──────── RECORDS PROVIDED ────────
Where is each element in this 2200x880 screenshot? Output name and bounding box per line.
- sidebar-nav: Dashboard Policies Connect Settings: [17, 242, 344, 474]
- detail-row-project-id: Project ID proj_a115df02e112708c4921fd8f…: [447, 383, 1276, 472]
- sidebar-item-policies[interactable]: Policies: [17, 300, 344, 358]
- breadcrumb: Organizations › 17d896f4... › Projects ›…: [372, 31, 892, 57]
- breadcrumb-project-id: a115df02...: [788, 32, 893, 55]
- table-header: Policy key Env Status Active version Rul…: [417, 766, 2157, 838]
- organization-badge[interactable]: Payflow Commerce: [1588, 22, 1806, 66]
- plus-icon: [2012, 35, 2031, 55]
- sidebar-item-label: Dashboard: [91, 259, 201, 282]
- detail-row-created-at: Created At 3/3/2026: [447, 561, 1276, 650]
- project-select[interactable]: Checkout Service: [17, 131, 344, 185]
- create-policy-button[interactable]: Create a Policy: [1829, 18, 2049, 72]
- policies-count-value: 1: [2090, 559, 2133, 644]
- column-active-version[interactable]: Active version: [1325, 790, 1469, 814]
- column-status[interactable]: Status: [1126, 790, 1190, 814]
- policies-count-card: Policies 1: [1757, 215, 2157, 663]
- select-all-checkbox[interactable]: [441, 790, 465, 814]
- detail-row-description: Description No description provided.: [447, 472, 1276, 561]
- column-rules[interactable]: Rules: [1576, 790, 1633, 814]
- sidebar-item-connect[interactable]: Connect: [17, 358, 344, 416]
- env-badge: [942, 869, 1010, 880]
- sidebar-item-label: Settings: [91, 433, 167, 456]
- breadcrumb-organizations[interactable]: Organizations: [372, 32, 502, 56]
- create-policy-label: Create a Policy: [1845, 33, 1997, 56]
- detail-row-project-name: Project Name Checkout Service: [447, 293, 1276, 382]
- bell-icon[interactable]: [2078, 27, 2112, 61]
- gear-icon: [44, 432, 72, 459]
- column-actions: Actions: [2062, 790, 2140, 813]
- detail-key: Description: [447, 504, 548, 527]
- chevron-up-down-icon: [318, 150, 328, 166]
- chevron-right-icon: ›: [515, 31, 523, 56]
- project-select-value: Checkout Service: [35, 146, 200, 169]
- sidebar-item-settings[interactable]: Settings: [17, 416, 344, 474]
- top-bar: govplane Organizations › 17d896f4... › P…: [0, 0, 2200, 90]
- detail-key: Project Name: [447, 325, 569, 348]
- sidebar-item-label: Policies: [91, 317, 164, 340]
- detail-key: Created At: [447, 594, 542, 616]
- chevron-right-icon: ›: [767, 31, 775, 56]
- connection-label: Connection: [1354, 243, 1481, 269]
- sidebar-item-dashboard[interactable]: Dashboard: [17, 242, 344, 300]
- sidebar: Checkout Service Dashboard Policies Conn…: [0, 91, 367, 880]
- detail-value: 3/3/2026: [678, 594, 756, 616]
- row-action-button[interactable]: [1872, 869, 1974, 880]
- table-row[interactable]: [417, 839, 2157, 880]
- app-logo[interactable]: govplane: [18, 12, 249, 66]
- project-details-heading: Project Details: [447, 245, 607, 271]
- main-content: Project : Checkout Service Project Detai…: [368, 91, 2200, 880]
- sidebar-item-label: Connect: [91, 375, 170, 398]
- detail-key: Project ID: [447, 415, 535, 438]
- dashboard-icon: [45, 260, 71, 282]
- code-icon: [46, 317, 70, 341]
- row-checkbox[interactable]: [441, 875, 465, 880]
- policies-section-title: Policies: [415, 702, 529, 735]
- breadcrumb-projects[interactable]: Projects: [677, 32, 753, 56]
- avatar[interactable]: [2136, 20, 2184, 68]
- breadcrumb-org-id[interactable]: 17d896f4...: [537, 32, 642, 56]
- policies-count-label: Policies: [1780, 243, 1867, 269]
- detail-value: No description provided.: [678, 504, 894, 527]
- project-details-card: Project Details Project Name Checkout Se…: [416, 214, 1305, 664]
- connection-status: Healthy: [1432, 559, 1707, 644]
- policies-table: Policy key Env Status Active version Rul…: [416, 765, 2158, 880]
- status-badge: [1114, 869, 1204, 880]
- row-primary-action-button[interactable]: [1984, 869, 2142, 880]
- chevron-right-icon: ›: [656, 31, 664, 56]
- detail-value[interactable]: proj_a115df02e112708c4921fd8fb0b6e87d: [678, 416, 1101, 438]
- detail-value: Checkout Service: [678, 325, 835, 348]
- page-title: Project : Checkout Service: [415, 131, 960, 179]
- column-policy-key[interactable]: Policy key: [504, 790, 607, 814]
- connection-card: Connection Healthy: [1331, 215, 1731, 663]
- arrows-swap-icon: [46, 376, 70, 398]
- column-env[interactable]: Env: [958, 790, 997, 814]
────────
» THE REQUEST: Put every line of the data above into a Markdown table with the columns "Row" and "Data line", numbering the rows and leaving out blank lines.

» THE OUTPUT:
| Row | Data line |
|---|---|
| 1 | Where is each element in this 2200x880 screenshot? Output name and bounding box per line. |
| 2 | - sidebar-nav: Dashboard Policies Connect Settings: [17, 242, 344, 474] |
| 3 | - detail-row-project-id: Project ID proj_a115df02e112708c4921fd8f…: [447, 383, 1276, 472] |
| 4 | - sidebar-item-policies[interactable]: Policies: [17, 300, 344, 358] |
| 5 | - breadcrumb: Organizations › 17d896f4... › Projects ›…: [372, 31, 892, 57] |
| 6 | - breadcrumb-project-id: a115df02...: [788, 32, 893, 55] |
| 7 | - table-header: Policy key Env Status Active version Rul…: [417, 766, 2157, 838] |
| 8 | - organization-badge[interactable]: Payflow Commerce: [1588, 22, 1806, 66] |
| 9 | - plus-icon: [2012, 35, 2031, 55] |
| 10 | - sidebar-item-label: Dashboard: [91, 259, 201, 282] |
| 11 | - detail-row-created-at: Created At 3/3/2026: [447, 561, 1276, 650] |
| 12 | - project-select[interactable]: Checkout Service: [17, 131, 344, 185] |
| 13 | - create-policy-button[interactable]: Create a Policy: [1829, 18, 2049, 72] |
| 14 | - policies-count-value: 1: [2090, 559, 2133, 644] |
| 15 | - column-active-version[interactable]: Active version: [1325, 790, 1469, 814] |
| 16 | - column-status[interactable]: Status: [1126, 790, 1190, 814] |
| 17 | - policies-count-card: Policies 1: [1757, 215, 2157, 663] |
| 18 | - select-all-checkbox[interactable]: [441, 790, 465, 814] |
| 19 | - detail-row-description: Description No description provided.: [447, 472, 1276, 561] |
| 20 | - column-rules[interactable]: Rules: [1576, 790, 1633, 814] |
| 21 | - sidebar-item-connect[interactable]: Connect: [17, 358, 344, 416] |
| 22 | - env-badge: [942, 869, 1010, 880] |
| 23 | - sidebar-item-label: Settings: [91, 433, 167, 456] |
| 24 | - breadcrumb-organizations[interactable]: Organizations: [372, 32, 502, 56] |
| 25 | - create-policy-label: Create a Policy: [1845, 33, 1997, 56] |
| 26 | - detail-row-project-name: Project Name Checkout Service: [447, 293, 1276, 382] |
| 27 | - bell-icon[interactable]: [2078, 27, 2112, 61] |
| 28 | - gear-icon: [44, 432, 72, 459] |
| 29 | - column-actions: Actions: [2062, 790, 2140, 813] |
| 30 | - detail-key: Description: [447, 504, 548, 527] |
| 31 | - chevron-up-down-icon: [318, 150, 328, 166] |
| 32 | - chevron-right-icon: ›: [515, 31, 523, 56] |
| 33 | - project-select-value: Checkout Service: [35, 146, 200, 169] |
| 34 | - sidebar-item-settings[interactable]: Settings: [17, 416, 344, 474] |
| 35 | - top-bar: govplane Organizations › 17d896f4... › P…: [0, 0, 2200, 90] |
| 36 | - detail-key: Project Name: [447, 325, 569, 348] |
| 37 | - sidebar-item-label: Policies: [91, 317, 164, 340] |
| 38 | - detail-key: Created At: [447, 594, 542, 616] |
| 39 | - chevron-right-icon: ›: [767, 31, 775, 56] |
| 40 | - connection-label: Connection: [1354, 243, 1481, 269] |
| 41 | - sidebar-item-dashboard[interactable]: Dashboard: [17, 242, 344, 300] |
| 42 | - sidebar: Checkout Service Dashboard Policies Conn…: [0, 91, 367, 880] |
| 43 | - detail-value: 3/3/2026: [678, 594, 756, 616] |
| 44 | - row-action-button[interactable]: [1872, 869, 1974, 880] |
| 45 | - table-row[interactable]: [417, 839, 2157, 880] |
| 46 | - app-logo[interactable]: govplane: [18, 12, 249, 66] |
| 47 | - project-details-heading: Project Details: [447, 245, 607, 271] |
| 48 | - main-content: Project : Checkout Service Project Detai…: [368, 91, 2200, 880] |
| 49 | - sidebar-item-label: Connect: [91, 375, 170, 398] |
| 50 | - detail-key: Project ID: [447, 415, 535, 438] |
| 51 | - dashboard-icon: [45, 260, 71, 282] |
| 52 | - code-icon: [46, 317, 70, 341] |
| 53 | - row-checkbox[interactable]: [441, 875, 465, 880] |
| 54 | - policies-section-title: Policies: [415, 702, 529, 735] |
| 55 | - breadcrumb-projects[interactable]: Projects: [677, 32, 753, 56] |
| 56 | - avatar[interactable]: [2136, 20, 2184, 68] |
| 57 | - breadcrumb-org-id[interactable]: 17d896f4...: [537, 32, 642, 56] |
| 58 | - policies-count-label: Policies: [1780, 243, 1867, 269] |
| 59 | - detail-value: No description provided.: [678, 504, 894, 527] |
| 60 | - project-details-card: Project Details Project Name Checkout Se…: [416, 214, 1305, 664] |
| 61 | - connection-status: Healthy: [1432, 559, 1707, 644] |
| 62 | - policies-table: Policy key Env Status Active version Rul…: [416, 765, 2158, 880] |
| 63 | - status-badge: [1114, 869, 1204, 880] |
| 64 | - row-primary-action-button[interactable]: [1984, 869, 2142, 880] |
| 65 | - chevron-right-icon: ›: [656, 31, 664, 56] |
| 66 | - detail-value[interactable]: proj_a115df02e112708c4921fd8fb0b6e87d: [678, 416, 1101, 438] |
| 67 | - detail-value: Checkout Service: [678, 325, 835, 348] |
| 68 | - page-title: Project : Checkout Service: [415, 131, 960, 179] |
| 69 | - column-policy-key[interactable]: Policy key: [504, 790, 607, 814] |
| 70 | - connection-card: Connection Healthy: [1331, 215, 1731, 663] |
| 71 | - arrows-swap-icon: [46, 376, 70, 398] |
| 72 | - column-env[interactable]: Env: [958, 790, 997, 814] |